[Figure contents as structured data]
..............................
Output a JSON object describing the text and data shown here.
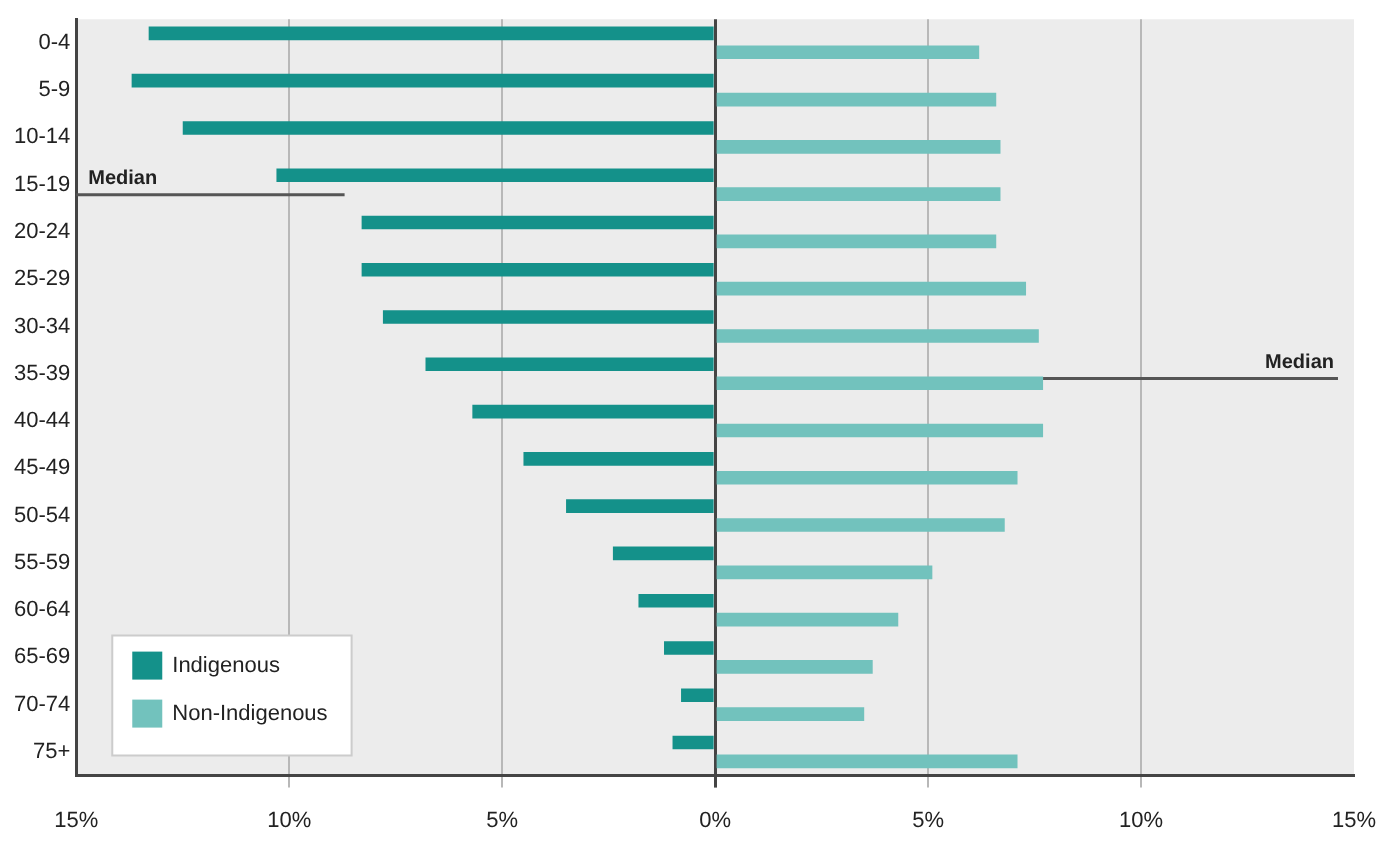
{
  "chart_data": {
    "type": "bar",
    "orientation": "horizontal",
    "categories": [
      "0-4",
      "5-9",
      "10-14",
      "15-19",
      "20-24",
      "25-29",
      "30-34",
      "35-39",
      "40-44",
      "45-49",
      "50-54",
      "55-59",
      "60-64",
      "65-69",
      "70-74",
      "75+"
    ],
    "series": [
      {
        "name": "Indigenous",
        "color": "#14918a",
        "values": [
          -13.3,
          -13.7,
          -12.5,
          -10.3,
          -8.3,
          -8.3,
          -7.8,
          -6.8,
          -5.7,
          -4.5,
          -3.5,
          -2.4,
          -1.8,
          -1.2,
          -0.8,
          -1.0
        ]
      },
      {
        "name": "Non-Indigenous",
        "color": "#72c2bd",
        "values": [
          6.2,
          6.6,
          6.7,
          6.7,
          6.6,
          7.3,
          7.6,
          7.7,
          7.7,
          7.1,
          6.8,
          5.1,
          4.3,
          3.7,
          3.5,
          7.1
        ]
      }
    ],
    "xlim": [
      -15,
      15
    ],
    "xticks": [
      {
        "value": -15,
        "label": "15%"
      },
      {
        "value": -10,
        "label": "10%"
      },
      {
        "value": -5,
        "label": "5%"
      },
      {
        "value": 0,
        "label": "0%"
      },
      {
        "value": 5,
        "label": "5%"
      },
      {
        "value": 10,
        "label": "10%"
      },
      {
        "value": 15,
        "label": "15%"
      }
    ],
    "annotations": [
      "Median",
      {
        "text": "Median",
        "x": 7.7,
        "y": "35-39"
      }
    ],
    "grid": "x",
    "legend": "bottom left"
  }
}
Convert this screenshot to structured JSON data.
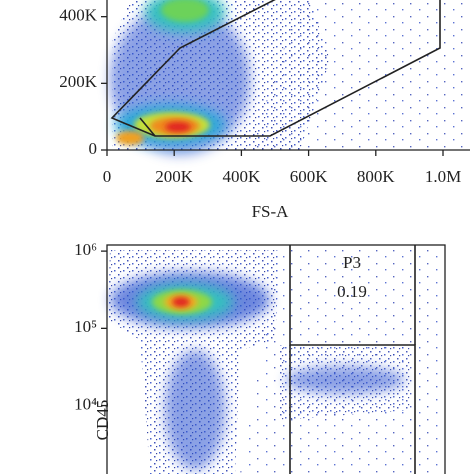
{
  "charts": [
    {
      "type": "scatter",
      "xlabel": "FS-A",
      "xlim": [
        0,
        1010000
      ],
      "ylim": [
        0,
        450000
      ],
      "xticks": [
        {
          "value": 0,
          "label": "0"
        },
        {
          "value": 200000,
          "label": "200K"
        },
        {
          "value": 400000,
          "label": "400K"
        },
        {
          "value": 600000,
          "label": "600K"
        },
        {
          "value": 800000,
          "label": "800K"
        },
        {
          "value": 1000000,
          "label": "1.0M"
        }
      ],
      "yticks": [
        {
          "value": 0,
          "label": "0"
        },
        {
          "value": 200000,
          "label": "200K"
        },
        {
          "value": 400000,
          "label": "400K"
        }
      ]
    },
    {
      "type": "scatter",
      "ylabel": "CD45",
      "log_y": true,
      "ylim": [
        1300,
        1200000
      ],
      "yticks": [
        {
          "value": 10000,
          "label": "10⁴"
        },
        {
          "value": 100000,
          "label": "10⁵"
        },
        {
          "value": 1000000,
          "label": "10⁶"
        }
      ],
      "gate_name": "P3",
      "gate_value_label": "0.19"
    }
  ]
}
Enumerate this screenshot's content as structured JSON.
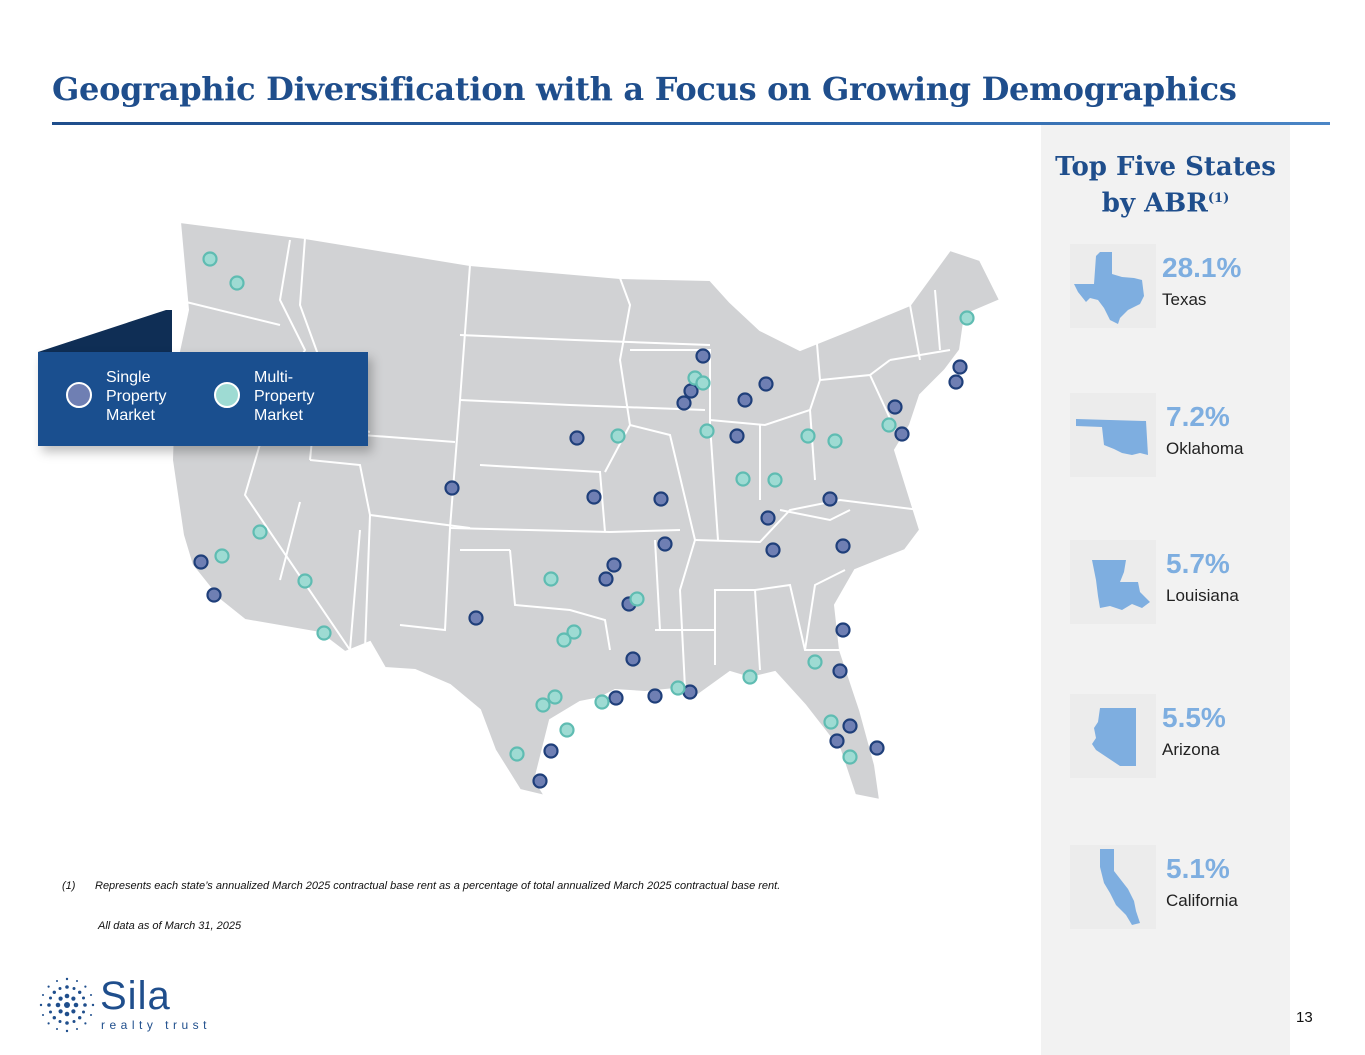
{
  "title": "Geographic Diversification with a Focus on Growing Demographics",
  "colors": {
    "brand_blue": "#1f4e8c",
    "single_marker": "#6f7fb3",
    "multi_marker": "#9edbd3",
    "map_fill": "#d1d2d4",
    "state_accent": "#7eaee0"
  },
  "legend": {
    "single": "Single Property Market",
    "multi": "Multi-Property Market"
  },
  "top_states": {
    "title": "Top Five States by ABR",
    "title_line1": "Top Five States",
    "title_line2": "by ABR",
    "note_ref": "(1)",
    "items": [
      {
        "percent": "28.1%",
        "state": "Texas",
        "icon": "texas-shape"
      },
      {
        "percent": "7.2%",
        "state": "Oklahoma",
        "icon": "oklahoma-shape"
      },
      {
        "percent": "5.7%",
        "state": "Louisiana",
        "icon": "louisiana-shape"
      },
      {
        "percent": "5.5%",
        "state": "Arizona",
        "icon": "arizona-shape"
      },
      {
        "percent": "5.1%",
        "state": "California",
        "icon": "california-shape"
      }
    ]
  },
  "footnote": {
    "number": "(1)",
    "text": "Represents each state’s annualized March 2025 contractual base rent as a percentage of total annualized March 2025 contractual base rent."
  },
  "as_of": "All data as of March 31, 2025",
  "logo": {
    "name": "Sila",
    "tagline": "realty trust"
  },
  "page_number": "13"
}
..............................
■ **PROBLEM DETAILS**
Filter the records for lines holding the string "screenshot". Copy each one.

■ **THE RESPONSE**
Convert this screenshot to structured JSON data.
Enumerate this screenshot's content as structured JSON.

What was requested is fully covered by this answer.